* **Your goal**
Set down the entries once more exactly as they were written.

☆ ☆ ☆ ☆ ☆ ☆ ☆

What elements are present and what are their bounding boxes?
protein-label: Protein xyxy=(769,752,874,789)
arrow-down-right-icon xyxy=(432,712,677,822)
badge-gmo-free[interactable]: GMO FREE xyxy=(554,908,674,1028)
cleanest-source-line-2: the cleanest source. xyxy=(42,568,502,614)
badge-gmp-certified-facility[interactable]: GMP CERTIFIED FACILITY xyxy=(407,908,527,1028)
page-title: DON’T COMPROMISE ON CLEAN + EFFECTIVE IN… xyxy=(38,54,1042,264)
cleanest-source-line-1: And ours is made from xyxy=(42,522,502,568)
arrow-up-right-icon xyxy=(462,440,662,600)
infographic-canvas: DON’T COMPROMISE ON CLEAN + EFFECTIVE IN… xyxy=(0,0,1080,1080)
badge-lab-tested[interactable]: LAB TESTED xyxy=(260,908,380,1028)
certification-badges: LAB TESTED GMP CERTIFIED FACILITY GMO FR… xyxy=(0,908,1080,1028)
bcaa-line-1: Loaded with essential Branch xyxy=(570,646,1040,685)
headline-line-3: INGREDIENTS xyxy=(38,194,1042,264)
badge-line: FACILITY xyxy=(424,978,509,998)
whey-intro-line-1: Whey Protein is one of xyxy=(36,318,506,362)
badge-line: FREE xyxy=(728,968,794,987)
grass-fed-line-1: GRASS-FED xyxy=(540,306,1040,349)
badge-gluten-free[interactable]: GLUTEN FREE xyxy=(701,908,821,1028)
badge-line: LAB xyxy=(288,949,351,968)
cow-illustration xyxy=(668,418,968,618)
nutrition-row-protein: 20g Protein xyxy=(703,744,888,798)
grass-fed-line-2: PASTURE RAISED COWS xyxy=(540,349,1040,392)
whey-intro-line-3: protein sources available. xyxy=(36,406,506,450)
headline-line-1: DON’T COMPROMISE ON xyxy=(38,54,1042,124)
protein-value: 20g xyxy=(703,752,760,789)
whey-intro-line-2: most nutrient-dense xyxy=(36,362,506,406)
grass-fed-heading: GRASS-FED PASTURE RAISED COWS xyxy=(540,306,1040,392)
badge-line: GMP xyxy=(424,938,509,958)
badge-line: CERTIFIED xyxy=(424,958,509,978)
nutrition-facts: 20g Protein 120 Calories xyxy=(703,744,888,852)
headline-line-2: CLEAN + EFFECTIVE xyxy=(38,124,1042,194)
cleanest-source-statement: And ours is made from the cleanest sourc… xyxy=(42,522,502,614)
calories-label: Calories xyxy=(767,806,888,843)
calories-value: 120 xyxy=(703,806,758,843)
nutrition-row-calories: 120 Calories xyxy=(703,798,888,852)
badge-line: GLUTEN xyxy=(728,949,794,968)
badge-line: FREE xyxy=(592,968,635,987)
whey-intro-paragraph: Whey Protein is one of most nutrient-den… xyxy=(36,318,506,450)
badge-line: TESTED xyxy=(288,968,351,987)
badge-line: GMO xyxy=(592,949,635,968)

☆ ☆ ☆ ☆ ☆ ☆ ☆

* **Answer area**
What elements are present and what are their bounding boxes?
protein-label: Protein xyxy=(769,752,874,789)
arrow-down-right-icon xyxy=(432,712,677,822)
badge-gmo-free[interactable]: GMO FREE xyxy=(554,908,674,1028)
cleanest-source-line-2: the cleanest source. xyxy=(42,568,502,614)
badge-gmp-certified-facility[interactable]: GMP CERTIFIED FACILITY xyxy=(407,908,527,1028)
page-title: DON’T COMPROMISE ON CLEAN + EFFECTIVE IN… xyxy=(38,54,1042,264)
cleanest-source-line-1: And ours is made from xyxy=(42,522,502,568)
arrow-up-right-icon xyxy=(462,440,662,600)
infographic-canvas: DON’T COMPROMISE ON CLEAN + EFFECTIVE IN… xyxy=(0,0,1080,1080)
badge-lab-tested[interactable]: LAB TESTED xyxy=(260,908,380,1028)
certification-badges: LAB TESTED GMP CERTIFIED FACILITY GMO FR… xyxy=(0,908,1080,1028)
bcaa-line-1: Loaded with essential Branch xyxy=(570,646,1040,685)
headline-line-3: INGREDIENTS xyxy=(38,194,1042,264)
badge-line: FACILITY xyxy=(424,978,509,998)
whey-intro-line-1: Whey Protein is one of xyxy=(36,318,506,362)
badge-line: FREE xyxy=(728,968,794,987)
grass-fed-line-1: GRASS-FED xyxy=(540,306,1040,349)
badge-gluten-free[interactable]: GLUTEN FREE xyxy=(701,908,821,1028)
badge-line: LAB xyxy=(288,949,351,968)
cow-illustration xyxy=(668,418,968,618)
nutrition-row-protein: 20g Protein xyxy=(703,744,888,798)
grass-fed-line-2: PASTURE RAISED COWS xyxy=(540,349,1040,392)
whey-intro-line-3: protein sources available. xyxy=(36,406,506,450)
headline-line-1: DON’T COMPROMISE ON xyxy=(38,54,1042,124)
protein-value: 20g xyxy=(703,752,760,789)
whey-intro-line-2: most nutrient-dense xyxy=(36,362,506,406)
grass-fed-heading: GRASS-FED PASTURE RAISED COWS xyxy=(540,306,1040,392)
badge-line: GMP xyxy=(424,938,509,958)
badge-line: CERTIFIED xyxy=(424,958,509,978)
nutrition-facts: 20g Protein 120 Calories xyxy=(703,744,888,852)
headline-line-2: CLEAN + EFFECTIVE xyxy=(38,124,1042,194)
cleanest-source-statement: And ours is made from the cleanest sourc… xyxy=(42,522,502,614)
calories-label: Calories xyxy=(767,806,888,843)
calories-value: 120 xyxy=(703,806,758,843)
nutrition-row-calories: 120 Calories xyxy=(703,798,888,852)
badge-line: GLUTEN xyxy=(728,949,794,968)
badge-line: FREE xyxy=(592,968,635,987)
whey-intro-paragraph: Whey Protein is one of most nutrient-den… xyxy=(36,318,506,450)
badge-line: TESTED xyxy=(288,968,351,987)
badge-line: GMO xyxy=(592,949,635,968)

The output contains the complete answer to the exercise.